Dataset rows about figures

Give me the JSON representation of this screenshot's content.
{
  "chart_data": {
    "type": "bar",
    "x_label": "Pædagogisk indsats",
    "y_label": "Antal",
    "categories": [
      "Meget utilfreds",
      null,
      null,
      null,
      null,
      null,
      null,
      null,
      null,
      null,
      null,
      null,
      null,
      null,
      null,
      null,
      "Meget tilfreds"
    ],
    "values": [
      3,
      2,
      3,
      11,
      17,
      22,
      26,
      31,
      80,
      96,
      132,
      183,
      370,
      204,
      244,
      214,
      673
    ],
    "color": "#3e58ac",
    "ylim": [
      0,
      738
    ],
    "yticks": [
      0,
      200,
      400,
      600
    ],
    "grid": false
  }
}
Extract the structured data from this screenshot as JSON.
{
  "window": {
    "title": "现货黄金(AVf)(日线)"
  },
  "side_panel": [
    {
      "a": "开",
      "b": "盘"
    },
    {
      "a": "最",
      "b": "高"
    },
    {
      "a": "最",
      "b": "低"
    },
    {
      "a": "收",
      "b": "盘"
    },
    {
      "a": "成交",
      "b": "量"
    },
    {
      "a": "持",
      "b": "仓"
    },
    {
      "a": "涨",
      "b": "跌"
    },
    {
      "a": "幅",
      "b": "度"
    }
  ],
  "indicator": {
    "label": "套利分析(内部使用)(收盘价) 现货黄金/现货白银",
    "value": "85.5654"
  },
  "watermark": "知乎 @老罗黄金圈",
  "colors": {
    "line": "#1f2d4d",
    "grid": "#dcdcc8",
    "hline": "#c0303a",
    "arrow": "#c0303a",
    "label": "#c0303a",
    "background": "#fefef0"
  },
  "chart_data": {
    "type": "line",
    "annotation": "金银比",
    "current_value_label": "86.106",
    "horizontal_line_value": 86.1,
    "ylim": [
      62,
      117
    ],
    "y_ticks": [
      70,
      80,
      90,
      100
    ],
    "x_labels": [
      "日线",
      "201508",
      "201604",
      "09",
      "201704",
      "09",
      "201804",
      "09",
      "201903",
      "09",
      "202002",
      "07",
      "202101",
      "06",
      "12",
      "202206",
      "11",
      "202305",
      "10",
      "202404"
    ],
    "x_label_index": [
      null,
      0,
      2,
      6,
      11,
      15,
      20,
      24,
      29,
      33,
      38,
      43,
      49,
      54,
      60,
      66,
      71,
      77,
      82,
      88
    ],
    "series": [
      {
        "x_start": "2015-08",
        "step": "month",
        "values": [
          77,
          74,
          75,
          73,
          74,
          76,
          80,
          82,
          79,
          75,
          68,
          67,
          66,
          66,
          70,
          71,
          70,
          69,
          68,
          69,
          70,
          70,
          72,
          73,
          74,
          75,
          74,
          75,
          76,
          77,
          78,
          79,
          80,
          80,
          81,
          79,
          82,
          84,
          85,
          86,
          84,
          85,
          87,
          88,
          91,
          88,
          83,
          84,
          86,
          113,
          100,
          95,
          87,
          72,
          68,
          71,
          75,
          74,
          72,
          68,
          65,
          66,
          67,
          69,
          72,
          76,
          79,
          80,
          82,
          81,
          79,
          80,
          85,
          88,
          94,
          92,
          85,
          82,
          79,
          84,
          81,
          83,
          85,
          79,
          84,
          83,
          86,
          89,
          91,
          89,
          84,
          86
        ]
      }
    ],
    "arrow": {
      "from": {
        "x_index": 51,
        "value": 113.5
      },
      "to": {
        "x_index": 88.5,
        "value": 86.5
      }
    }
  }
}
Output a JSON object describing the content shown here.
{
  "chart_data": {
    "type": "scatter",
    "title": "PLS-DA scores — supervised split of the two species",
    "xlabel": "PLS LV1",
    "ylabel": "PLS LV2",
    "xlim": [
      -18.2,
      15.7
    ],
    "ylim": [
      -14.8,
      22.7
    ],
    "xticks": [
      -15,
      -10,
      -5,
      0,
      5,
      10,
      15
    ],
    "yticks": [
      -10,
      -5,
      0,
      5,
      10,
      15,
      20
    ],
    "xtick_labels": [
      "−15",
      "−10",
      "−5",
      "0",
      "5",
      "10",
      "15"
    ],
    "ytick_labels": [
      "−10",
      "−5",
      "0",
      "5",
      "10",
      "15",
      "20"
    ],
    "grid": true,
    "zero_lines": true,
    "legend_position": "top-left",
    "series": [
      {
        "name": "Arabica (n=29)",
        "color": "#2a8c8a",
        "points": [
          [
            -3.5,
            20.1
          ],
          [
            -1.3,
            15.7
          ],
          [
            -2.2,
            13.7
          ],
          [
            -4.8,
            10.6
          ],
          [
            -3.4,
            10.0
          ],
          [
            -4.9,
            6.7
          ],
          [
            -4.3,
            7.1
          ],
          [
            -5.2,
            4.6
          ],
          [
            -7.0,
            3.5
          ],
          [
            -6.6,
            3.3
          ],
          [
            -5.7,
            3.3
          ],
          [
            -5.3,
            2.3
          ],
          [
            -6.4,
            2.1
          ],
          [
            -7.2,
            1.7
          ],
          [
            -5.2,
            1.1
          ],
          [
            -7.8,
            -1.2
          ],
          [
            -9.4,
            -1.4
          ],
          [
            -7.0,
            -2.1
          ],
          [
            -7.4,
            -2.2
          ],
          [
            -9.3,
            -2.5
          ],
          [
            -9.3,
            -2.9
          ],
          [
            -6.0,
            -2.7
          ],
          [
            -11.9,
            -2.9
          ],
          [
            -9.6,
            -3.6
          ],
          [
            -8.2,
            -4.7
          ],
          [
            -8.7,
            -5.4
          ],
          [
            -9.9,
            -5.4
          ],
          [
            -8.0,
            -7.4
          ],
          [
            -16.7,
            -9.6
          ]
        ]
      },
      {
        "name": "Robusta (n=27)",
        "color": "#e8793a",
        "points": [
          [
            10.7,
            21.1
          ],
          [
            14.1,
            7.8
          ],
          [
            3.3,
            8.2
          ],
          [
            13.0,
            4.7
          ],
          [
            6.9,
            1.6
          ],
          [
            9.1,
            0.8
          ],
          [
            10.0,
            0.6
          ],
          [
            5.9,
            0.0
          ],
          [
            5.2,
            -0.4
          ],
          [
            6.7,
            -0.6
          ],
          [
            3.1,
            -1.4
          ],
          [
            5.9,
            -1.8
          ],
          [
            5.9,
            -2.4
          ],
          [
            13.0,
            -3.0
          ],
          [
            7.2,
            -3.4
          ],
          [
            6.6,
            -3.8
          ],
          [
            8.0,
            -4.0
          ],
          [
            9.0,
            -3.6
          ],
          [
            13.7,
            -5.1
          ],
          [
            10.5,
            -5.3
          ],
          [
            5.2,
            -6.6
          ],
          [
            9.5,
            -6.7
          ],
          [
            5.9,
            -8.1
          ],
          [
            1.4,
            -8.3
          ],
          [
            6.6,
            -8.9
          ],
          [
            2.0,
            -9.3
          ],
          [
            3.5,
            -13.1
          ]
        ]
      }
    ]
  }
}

**REQUIREMENTS:**
Transcribe every line of the data, exactly as it stands.

**COMPLETED EXERCISE:**
Give me the JSON representation of this screenshot's content.
{
  "chart_data": {
    "type": "bar",
    "x_label": "Pædagogisk indsats",
    "y_label": "Antal",
    "categories": [
      "Meget utilfreds",
      null,
      null,
      null,
      null,
      null,
      null,
      null,
      null,
      null,
      null,
      null,
      null,
      null,
      null,
      null,
      "Meget tilfreds"
    ],
    "values": [
      3,
      2,
      3,
      11,
      17,
      22,
      26,
      31,
      80,
      96,
      132,
      183,
      370,
      204,
      244,
      214,
      673
    ],
    "color": "#3e58ac",
    "ylim": [
      0,
      738
    ],
    "yticks": [
      0,
      200,
      400,
      600
    ],
    "grid": false
  }
}
Extract the structured data from this screenshot as JSON.
{
  "window": {
    "title": "现货黄金(AVf)(日线)"
  },
  "side_panel": [
    {
      "a": "开",
      "b": "盘"
    },
    {
      "a": "最",
      "b": "高"
    },
    {
      "a": "最",
      "b": "低"
    },
    {
      "a": "收",
      "b": "盘"
    },
    {
      "a": "成交",
      "b": "量"
    },
    {
      "a": "持",
      "b": "仓"
    },
    {
      "a": "涨",
      "b": "跌"
    },
    {
      "a": "幅",
      "b": "度"
    }
  ],
  "indicator": {
    "label": "套利分析(内部使用)(收盘价) 现货黄金/现货白银",
    "value": "85.5654"
  },
  "watermark": "知乎 @老罗黄金圈",
  "colors": {
    "line": "#1f2d4d",
    "grid": "#dcdcc8",
    "hline": "#c0303a",
    "arrow": "#c0303a",
    "label": "#c0303a",
    "background": "#fefef0"
  },
  "chart_data": {
    "type": "line",
    "annotation": "金银比",
    "current_value_label": "86.106",
    "horizontal_line_value": 86.1,
    "ylim": [
      62,
      117
    ],
    "y_ticks": [
      70,
      80,
      90,
      100
    ],
    "x_labels": [
      "日线",
      "201508",
      "201604",
      "09",
      "201704",
      "09",
      "201804",
      "09",
      "201903",
      "09",
      "202002",
      "07",
      "202101",
      "06",
      "12",
      "202206",
      "11",
      "202305",
      "10",
      "202404"
    ],
    "x_label_index": [
      null,
      0,
      2,
      6,
      11,
      15,
      20,
      24,
      29,
      33,
      38,
      43,
      49,
      54,
      60,
      66,
      71,
      77,
      82,
      88
    ],
    "series": [
      {
        "x_start": "2015-08",
        "step": "month",
        "values": [
          77,
          74,
          75,
          73,
          74,
          76,
          80,
          82,
          79,
          75,
          68,
          67,
          66,
          66,
          70,
          71,
          70,
          69,
          68,
          69,
          70,
          70,
          72,
          73,
          74,
          75,
          74,
          75,
          76,
          77,
          78,
          79,
          80,
          80,
          81,
          79,
          82,
          84,
          85,
          86,
          84,
          85,
          87,
          88,
          91,
          88,
          83,
          84,
          86,
          113,
          100,
          95,
          87,
          72,
          68,
          71,
          75,
          74,
          72,
          68,
          65,
          66,
          67,
          69,
          72,
          76,
          79,
          80,
          82,
          81,
          79,
          80,
          85,
          88,
          94,
          92,
          85,
          82,
          79,
          84,
          81,
          83,
          85,
          79,
          84,
          83,
          86,
          89,
          91,
          89,
          84,
          86
        ]
      }
    ],
    "arrow": {
      "from": {
        "x_index": 51,
        "value": 113.5
      },
      "to": {
        "x_index": 88.5,
        "value": 86.5
      }
    }
  }
}
Output a JSON object describing the content shown here.
{
  "chart_data": {
    "type": "scatter",
    "title": "PLS-DA scores — supervised split of the two species",
    "xlabel": "PLS LV1",
    "ylabel": "PLS LV2",
    "xlim": [
      -18.2,
      15.7
    ],
    "ylim": [
      -14.8,
      22.7
    ],
    "xticks": [
      -15,
      -10,
      -5,
      0,
      5,
      10,
      15
    ],
    "yticks": [
      -10,
      -5,
      0,
      5,
      10,
      15,
      20
    ],
    "xtick_labels": [
      "−15",
      "−10",
      "−5",
      "0",
      "5",
      "10",
      "15"
    ],
    "ytick_labels": [
      "−10",
      "−5",
      "0",
      "5",
      "10",
      "15",
      "20"
    ],
    "grid": true,
    "zero_lines": true,
    "legend_position": "top-left",
    "series": [
      {
        "name": "Arabica (n=29)",
        "color": "#2a8c8a",
        "points": [
          [
            -3.5,
            20.1
          ],
          [
            -1.3,
            15.7
          ],
          [
            -2.2,
            13.7
          ],
          [
            -4.8,
            10.6
          ],
          [
            -3.4,
            10.0
          ],
          [
            -4.9,
            6.7
          ],
          [
            -4.3,
            7.1
          ],
          [
            -5.2,
            4.6
          ],
          [
            -7.0,
            3.5
          ],
          [
            -6.6,
            3.3
          ],
          [
            -5.7,
            3.3
          ],
          [
            -5.3,
            2.3
          ],
          [
            -6.4,
            2.1
          ],
          [
            -7.2,
            1.7
          ],
          [
            -5.2,
            1.1
          ],
          [
            -7.8,
            -1.2
          ],
          [
            -9.4,
            -1.4
          ],
          [
            -7.0,
            -2.1
          ],
          [
            -7.4,
            -2.2
          ],
          [
            -9.3,
            -2.5
          ],
          [
            -9.3,
            -2.9
          ],
          [
            -6.0,
            -2.7
          ],
          [
            -11.9,
            -2.9
          ],
          [
            -9.6,
            -3.6
          ],
          [
            -8.2,
            -4.7
          ],
          [
            -8.7,
            -5.4
          ],
          [
            -9.9,
            -5.4
          ],
          [
            -8.0,
            -7.4
          ],
          [
            -16.7,
            -9.6
          ]
        ]
      },
      {
        "name": "Robusta (n=27)",
        "color": "#e8793a",
        "points": [
          [
            10.7,
            21.1
          ],
          [
            14.1,
            7.8
          ],
          [
            3.3,
            8.2
          ],
          [
            13.0,
            4.7
          ],
          [
            6.9,
            1.6
          ],
          [
            9.1,
            0.8
          ],
          [
            10.0,
            0.6
          ],
          [
            5.9,
            0.0
          ],
          [
            5.2,
            -0.4
          ],
          [
            6.7,
            -0.6
          ],
          [
            3.1,
            -1.4
          ],
          [
            5.9,
            -1.8
          ],
          [
            5.9,
            -2.4
          ],
          [
            13.0,
            -3.0
          ],
          [
            7.2,
            -3.4
          ],
          [
            6.6,
            -3.8
          ],
          [
            8.0,
            -4.0
          ],
          [
            9.0,
            -3.6
          ],
          [
            13.7,
            -5.1
          ],
          [
            10.5,
            -5.3
          ],
          [
            5.2,
            -6.6
          ],
          [
            9.5,
            -6.7
          ],
          [
            5.9,
            -8.1
          ],
          [
            1.4,
            -8.3
          ],
          [
            6.6,
            -8.9
          ],
          [
            2.0,
            -9.3
          ],
          [
            3.5,
            -13.1
          ]
        ]
      }
    ]
  }
}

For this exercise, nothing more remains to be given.